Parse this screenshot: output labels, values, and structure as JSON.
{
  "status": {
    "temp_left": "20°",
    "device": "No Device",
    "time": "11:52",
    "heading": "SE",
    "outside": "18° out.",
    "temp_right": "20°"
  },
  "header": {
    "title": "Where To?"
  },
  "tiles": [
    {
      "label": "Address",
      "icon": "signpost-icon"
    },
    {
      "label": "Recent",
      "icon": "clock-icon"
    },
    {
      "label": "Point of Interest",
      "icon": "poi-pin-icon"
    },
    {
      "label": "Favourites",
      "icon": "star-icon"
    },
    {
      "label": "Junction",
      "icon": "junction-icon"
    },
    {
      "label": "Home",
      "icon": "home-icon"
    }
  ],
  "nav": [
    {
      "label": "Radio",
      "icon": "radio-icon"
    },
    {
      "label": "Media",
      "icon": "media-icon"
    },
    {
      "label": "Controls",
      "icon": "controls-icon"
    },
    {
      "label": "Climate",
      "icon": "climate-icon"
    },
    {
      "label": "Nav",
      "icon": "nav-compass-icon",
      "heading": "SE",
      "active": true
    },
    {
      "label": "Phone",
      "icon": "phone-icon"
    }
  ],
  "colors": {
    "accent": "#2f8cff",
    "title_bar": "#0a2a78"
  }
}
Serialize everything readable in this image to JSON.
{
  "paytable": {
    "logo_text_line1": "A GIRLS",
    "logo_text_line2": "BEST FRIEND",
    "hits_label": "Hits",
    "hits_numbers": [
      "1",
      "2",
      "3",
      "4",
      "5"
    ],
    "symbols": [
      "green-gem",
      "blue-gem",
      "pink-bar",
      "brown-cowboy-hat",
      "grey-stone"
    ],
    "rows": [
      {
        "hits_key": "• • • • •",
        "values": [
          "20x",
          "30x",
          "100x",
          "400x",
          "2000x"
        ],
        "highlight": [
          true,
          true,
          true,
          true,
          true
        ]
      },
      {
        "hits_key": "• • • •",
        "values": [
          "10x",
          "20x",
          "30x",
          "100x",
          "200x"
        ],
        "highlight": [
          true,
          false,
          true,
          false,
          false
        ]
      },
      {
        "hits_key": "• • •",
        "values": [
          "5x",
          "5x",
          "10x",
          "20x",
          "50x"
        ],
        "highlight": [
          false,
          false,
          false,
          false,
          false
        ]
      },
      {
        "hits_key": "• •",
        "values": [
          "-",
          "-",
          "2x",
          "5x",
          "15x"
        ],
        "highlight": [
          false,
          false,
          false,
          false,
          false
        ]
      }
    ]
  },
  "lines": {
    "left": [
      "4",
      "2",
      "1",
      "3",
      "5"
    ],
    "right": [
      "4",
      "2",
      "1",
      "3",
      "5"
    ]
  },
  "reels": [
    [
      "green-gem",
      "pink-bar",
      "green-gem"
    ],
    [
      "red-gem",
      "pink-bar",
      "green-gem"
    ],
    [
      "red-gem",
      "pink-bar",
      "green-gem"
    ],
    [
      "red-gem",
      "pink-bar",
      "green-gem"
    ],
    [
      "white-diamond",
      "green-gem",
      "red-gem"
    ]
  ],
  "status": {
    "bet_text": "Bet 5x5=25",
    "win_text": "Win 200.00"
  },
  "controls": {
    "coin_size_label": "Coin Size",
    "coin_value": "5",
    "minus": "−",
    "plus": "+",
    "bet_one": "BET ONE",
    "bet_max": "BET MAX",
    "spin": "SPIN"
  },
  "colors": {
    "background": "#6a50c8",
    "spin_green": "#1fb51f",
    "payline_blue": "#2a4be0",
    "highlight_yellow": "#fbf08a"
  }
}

▸ WORK TO COMPLETE
Write out the material exactly as given.

▸ ANSWER TO THIS EXERCISE
Parse this screenshot: output labels, values, and structure as JSON.
{
  "status": {
    "temp_left": "20°",
    "device": "No Device",
    "time": "11:52",
    "heading": "SE",
    "outside": "18° out.",
    "temp_right": "20°"
  },
  "header": {
    "title": "Where To?"
  },
  "tiles": [
    {
      "label": "Address",
      "icon": "signpost-icon"
    },
    {
      "label": "Recent",
      "icon": "clock-icon"
    },
    {
      "label": "Point of Interest",
      "icon": "poi-pin-icon"
    },
    {
      "label": "Favourites",
      "icon": "star-icon"
    },
    {
      "label": "Junction",
      "icon": "junction-icon"
    },
    {
      "label": "Home",
      "icon": "home-icon"
    }
  ],
  "nav": [
    {
      "label": "Radio",
      "icon": "radio-icon"
    },
    {
      "label": "Media",
      "icon": "media-icon"
    },
    {
      "label": "Controls",
      "icon": "controls-icon"
    },
    {
      "label": "Climate",
      "icon": "climate-icon"
    },
    {
      "label": "Nav",
      "icon": "nav-compass-icon",
      "heading": "SE",
      "active": true
    },
    {
      "label": "Phone",
      "icon": "phone-icon"
    }
  ],
  "colors": {
    "accent": "#2f8cff",
    "title_bar": "#0a2a78"
  }
}
Serialize everything readable in this image to JSON.
{
  "paytable": {
    "logo_text_line1": "A GIRLS",
    "logo_text_line2": "BEST FRIEND",
    "hits_label": "Hits",
    "hits_numbers": [
      "1",
      "2",
      "3",
      "4",
      "5"
    ],
    "symbols": [
      "green-gem",
      "blue-gem",
      "pink-bar",
      "brown-cowboy-hat",
      "grey-stone"
    ],
    "rows": [
      {
        "hits_key": "• • • • •",
        "values": [
          "20x",
          "30x",
          "100x",
          "400x",
          "2000x"
        ],
        "highlight": [
          true,
          true,
          true,
          true,
          true
        ]
      },
      {
        "hits_key": "• • • •",
        "values": [
          "10x",
          "20x",
          "30x",
          "100x",
          "200x"
        ],
        "highlight": [
          true,
          false,
          true,
          false,
          false
        ]
      },
      {
        "hits_key": "• • •",
        "values": [
          "5x",
          "5x",
          "10x",
          "20x",
          "50x"
        ],
        "highlight": [
          false,
          false,
          false,
          false,
          false
        ]
      },
      {
        "hits_key": "• •",
        "values": [
          "-",
          "-",
          "2x",
          "5x",
          "15x"
        ],
        "highlight": [
          false,
          false,
          false,
          false,
          false
        ]
      }
    ]
  },
  "lines": {
    "left": [
      "4",
      "2",
      "1",
      "3",
      "5"
    ],
    "right": [
      "4",
      "2",
      "1",
      "3",
      "5"
    ]
  },
  "reels": [
    [
      "green-gem",
      "pink-bar",
      "green-gem"
    ],
    [
      "red-gem",
      "pink-bar",
      "green-gem"
    ],
    [
      "red-gem",
      "pink-bar",
      "green-gem"
    ],
    [
      "red-gem",
      "pink-bar",
      "green-gem"
    ],
    [
      "white-diamond",
      "green-gem",
      "red-gem"
    ]
  ],
  "status": {
    "bet_text": "Bet 5x5=25",
    "win_text": "Win 200.00"
  },
  "controls": {
    "coin_size_label": "Coin Size",
    "coin_value": "5",
    "minus": "−",
    "plus": "+",
    "bet_one": "BET ONE",
    "bet_max": "BET MAX",
    "spin": "SPIN"
  },
  "colors": {
    "background": "#6a50c8",
    "spin_green": "#1fb51f",
    "payline_blue": "#2a4be0",
    "highlight_yellow": "#fbf08a"
  }
}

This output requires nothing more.